Excerpted text
::::::::::

He may not be a red carpet regular, but Maverick, the Upstate's newest movie star, is getting plenty of attention in his Williamston pasture lately.

"We've had people driving by, stopping to look, making comments. There's a definite excitement around him," said Cheryl Baird, owner of Upstate Equestrian Center and Maverick's trainer.

Maverick, a 10-year-old award-winning Friesian owned by the Castellani family of Simpsonville, made his big-screen debut recently in the Clint Eastwood-led "Trouble with the Curve."

The film, centered on the fractured relationship between an aging Atlanta baseball scout (Eastwood) and his attorney daughter (Amy Adams), opens with a shot of the hulking Maverick galloping across a baseball field.

"The moment the film began, the sight of Maverick took our breath away," said owner Dr. Lisa Castellani. "You can hear him coming, his hoof beats mixed with racing heartbeats. His coat is shining, his every muscle is visible - it's unforgettable."

Baird said an Atlanta-based client mentioned to her last winter that Eastwood and his protege, director Robert Lorenz, were seeking a black horse for a movie to be filmed in Georgia.

After speaking with the movie's producers by phone, Baird created a video audition to demonstrate Maverick's abilities and grace in motion.

The Friesian's unrestrained movement and animation were a hit with the filmmakers, and Baird said she later learned that Eastwood himself had chosen Maverick for the opening scene.

Maverick's fellow Upstate Friesian Inne (INN-uh) was also chosen for shots that required a horse standing still. Inne, owned by Simpsonville resident Kim Davidson, is Maverick's half-brother.

Friesian horses originated in Holland and are known for their silky black coats, sweeping movements, docile temperaments and regal, feathered hooves. Castellani said Inne and Maverick, both with championships under their saddle straps, are standouts among their breed.

Castellani said the brothers were "naturals" for the film roles, and she was happy the Los Angeles film execs seemed to agree.
"We were told the producers got Hollywood-caliber horses in Maverick and Inne," she said. "High-dollar Friesians on an indie film's budget."

For the movie itself, Baird said she was nervous at first about her trainees' performances. Maverick was not in his familiar, enclosed space at the Upstate Equestrian Center. Instead he was asked to perform in the expanse of a grassy baseball field with a phalanx of onlookers and a set filled with expensive equipment.

Both Maverick and Inne made the trip to Dunwoody, Ga., for filming last spring. After a quick day of rehearsals, Baird said the production team felt confident in each horse's skills, most notably Maverick's ability to run at a full gallop and stop on a dime just off camera.

"It was intimidating," said Baird. "Here was Robert Lorenz, the director and a close friend of Clint Eastwood's, looking me straight in the eyes asking, 'Can he do this?' I knew we didn't have much time. I said, 'I sure hope so!'"

::::::::::

Data
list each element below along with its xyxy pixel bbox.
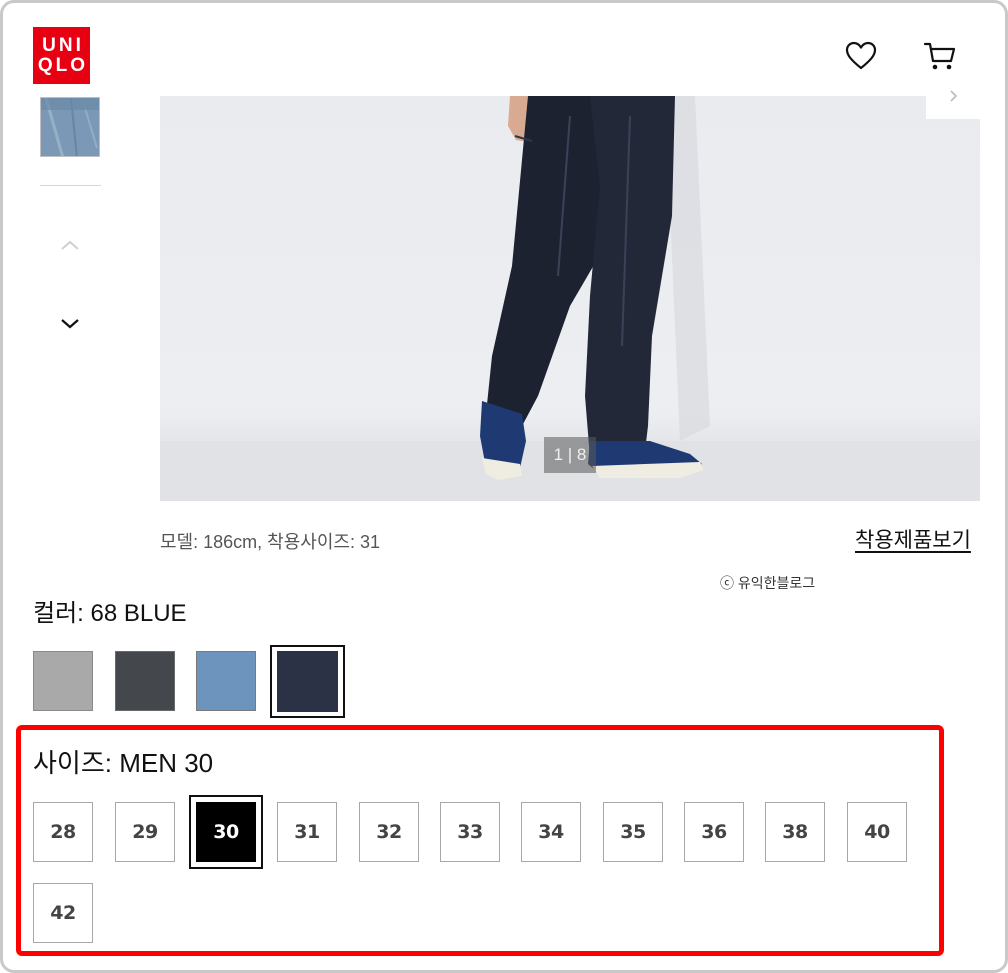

::::::::::

Direction 1
Rewrite the article about Maverick's film role from "For the movie" up to and including "just off camera.", replacing "phalanx" with "crowd".
Direction 2
Carry on the article about Maverick's film debut from its last sentence.

Final result 1
For the movie itself, Baird said she was nervous at first about her trainees' performances. Maverick was not in his familiar, enclosed space at the Upstate Equestrian Center. Instead he was asked to perform in the expanse of a grassy baseball field with a crowd of onlookers and a set filled with expensive equipment.

Both Maverick and Inne made the trip to Dunwoody, Ga., for filming last spring. After a quick day of rehearsals, Baird said the production team felt confident in each horse's skills, most notably Maverick's ability to run at a full gallop and stop on a dime just off camera.

Final result 2
Maverick, who Baird stressed has not been trick trained as many animal actors are, seemed wound up and raring to go after hours of waiting on set. When given the cue, Baird said he galloped across the field and skidded straight to her feet, just as the filmmakers had hoped.

The work Maverick did in those shots, running in a diagonal line from the furthest point of the field to the cameras, is featured in the film's opening dream sequence.

"I saw the fear on these large, burly men's faces as Maverick got closer and closer to their cameras," Baird said, "but his work that night was beautiful. He stopped just as they asked him to. Every run was perfect, all five."

Once their initial scenes were filmed, the horses returned home only to have Maverick called back a week later, Baird said.

This time, rather than facing a wall of nervous faces, she noticed that the Friesian had earned the crew's respect. He was on a first-name basis with the crew, who tucked his favorite peppermints in their pockets for him, and she said his presence lifted everyone's mood.

"The crew couldn't have been nicer. The second round of filming we knew without a doubt Maverick could perform, and so did they."

There was a perk, too, for the humans on the sets. "The catering spread was amazing," Baird said, "but otherwise we were surprised by how unglamorous a movie set is in real life, with lots of waiting around. But we couldn't have asked for a better experience during filming."

Castellani and Baird said they hope to see more of the horses - as well as Upstate Equestrian Center assistant Gamaliel Mora - when the film is released on DVD. There's lots of footage of the horses for DVD extras, Castellani said, including shots of Mora walking Inne. In the theatrical release, only Mora's white cowboy boots can be seen.

"For now, we hope moviegoers get a taste of the beauty these Friesians exude," said Castellani. "That would be enough for us, and for Maverick."

"And maybe a few more peppermints," said Baird.